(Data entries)
+++
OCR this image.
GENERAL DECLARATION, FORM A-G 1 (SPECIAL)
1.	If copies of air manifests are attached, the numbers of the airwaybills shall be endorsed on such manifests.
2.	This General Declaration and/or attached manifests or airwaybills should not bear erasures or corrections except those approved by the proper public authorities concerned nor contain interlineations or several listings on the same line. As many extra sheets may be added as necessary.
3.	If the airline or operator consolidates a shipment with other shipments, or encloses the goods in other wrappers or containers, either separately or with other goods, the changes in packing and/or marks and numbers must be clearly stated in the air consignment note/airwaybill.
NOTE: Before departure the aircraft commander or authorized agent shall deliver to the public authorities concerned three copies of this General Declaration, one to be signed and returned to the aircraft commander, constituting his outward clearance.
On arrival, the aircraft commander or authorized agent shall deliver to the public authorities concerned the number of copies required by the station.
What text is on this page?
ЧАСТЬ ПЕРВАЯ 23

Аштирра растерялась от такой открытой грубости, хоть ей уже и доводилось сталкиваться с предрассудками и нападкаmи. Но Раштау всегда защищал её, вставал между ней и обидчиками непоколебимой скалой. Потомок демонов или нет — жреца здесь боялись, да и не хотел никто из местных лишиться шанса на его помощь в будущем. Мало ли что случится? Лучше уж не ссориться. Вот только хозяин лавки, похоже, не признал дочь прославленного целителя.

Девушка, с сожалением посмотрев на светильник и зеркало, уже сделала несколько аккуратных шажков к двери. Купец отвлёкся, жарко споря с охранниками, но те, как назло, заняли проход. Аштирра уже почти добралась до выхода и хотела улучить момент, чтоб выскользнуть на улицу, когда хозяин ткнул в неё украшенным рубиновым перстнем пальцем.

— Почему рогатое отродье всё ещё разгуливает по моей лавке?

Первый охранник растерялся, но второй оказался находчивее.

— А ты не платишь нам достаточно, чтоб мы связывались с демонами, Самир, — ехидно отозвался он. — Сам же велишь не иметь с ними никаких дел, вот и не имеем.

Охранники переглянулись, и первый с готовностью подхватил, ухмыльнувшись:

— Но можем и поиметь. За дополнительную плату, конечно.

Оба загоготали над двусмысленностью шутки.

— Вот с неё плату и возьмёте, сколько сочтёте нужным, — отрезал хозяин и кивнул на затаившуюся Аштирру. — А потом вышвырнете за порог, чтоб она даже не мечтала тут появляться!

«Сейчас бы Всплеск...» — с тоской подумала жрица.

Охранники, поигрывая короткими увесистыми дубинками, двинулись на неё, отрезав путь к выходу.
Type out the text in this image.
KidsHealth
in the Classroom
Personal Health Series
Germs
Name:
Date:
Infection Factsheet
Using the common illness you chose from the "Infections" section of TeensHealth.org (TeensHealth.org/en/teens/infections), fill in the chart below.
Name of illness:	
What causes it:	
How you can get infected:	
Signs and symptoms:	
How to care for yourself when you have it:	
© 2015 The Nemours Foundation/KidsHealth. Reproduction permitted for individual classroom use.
+++
_Task brief_
Reproduce the records in full, exactly as written.

_Written solution_
OCR this image.
GENERAL DECLARATION, FORM A-G 1 (SPECIAL)
1.	If copies of air manifests are attached, the numbers of the airwaybills shall be endorsed on such manifests.
2.	This General Declaration and/or attached manifests or airwaybills should not bear erasures or corrections except those approved by the proper public authorities concerned nor contain interlineations or several listings on the same line. As many extra sheets may be added as necessary.
3.	If the airline or operator consolidates a shipment with other shipments, or encloses the goods in other wrappers or containers, either separately or with other goods, the changes in packing and/or marks and numbers must be clearly stated in the air consignment note/airwaybill.
NOTE: Before departure the aircraft commander or authorized agent shall deliver to the public authorities concerned three copies of this General Declaration, one to be signed and returned to the aircraft commander, constituting his outward clearance.
On arrival, the aircraft commander or authorized agent shall deliver to the public authorities concerned the number of copies required by the station.
What text is on this page?
ЧАСТЬ ПЕРВАЯ 23

Аштирра растерялась от такой открытой грубости, хоть ей уже и доводилось сталкиваться с предрассудками и нападкаmи. Но Раштау всегда защищал её, вставал между ней и обидчиками непоколебимой скалой. Потомок демонов или нет — жреца здесь боялись, да и не хотел никто из местных лишиться шанса на его помощь в будущем. Мало ли что случится? Лучше уж не ссориться. Вот только хозяин лавки, похоже, не признал дочь прославленного целителя.

Девушка, с сожалением посмотрев на светильник и зеркало, уже сделала несколько аккуратных шажков к двери. Купец отвлёкся, жарко споря с охранниками, но те, как назло, заняли проход. Аштирра уже почти добралась до выхода и хотела улучить момент, чтоб выскользнуть на улицу, когда хозяин ткнул в неё украшенным рубиновым перстнем пальцем.

— Почему рогатое отродье всё ещё разгуливает по моей лавке?

Первый охранник растерялся, но второй оказался находчивее.

— А ты не платишь нам достаточно, чтоб мы связывались с демонами, Самир, — ехидно отозвался он. — Сам же велишь не иметь с ними никаких дел, вот и не имеем.

Охранники переглянулись, и первый с готовностью подхватил, ухмыльнувшись:

— Но можем и поиметь. За дополнительную плату, конечно.

Оба загоготали над двусмысленностью шутки.

— Вот с неё плату и возьмёте, сколько сочтёте нужным, — отрезал хозяин и кивнул на затаившуюся Аштирру. — А потом вышвырнете за порог, чтоб она даже не мечтала тут появляться!

«Сейчас бы Всплеск...» — с тоской подумала жрица.

Охранники, поигрывая короткими увесистыми дубинками, двинулись на неё, отрезав путь к выходу.
Type out the text in this image.
KidsHealth
in the Classroom
Personal Health Series
Germs
Name:
Date:
Infection Factsheet
Using the common illness you chose from the "Infections" section of TeensHealth.org (TeensHealth.org/en/teens/infections), fill in the chart below.
Name of illness:	
What causes it:	
How you can get infected:	
Signs and symptoms:	
How to care for yourself when you have it:	
© 2015 The Nemours Foundation/KidsHealth. Reproduction permitted for individual classroom use.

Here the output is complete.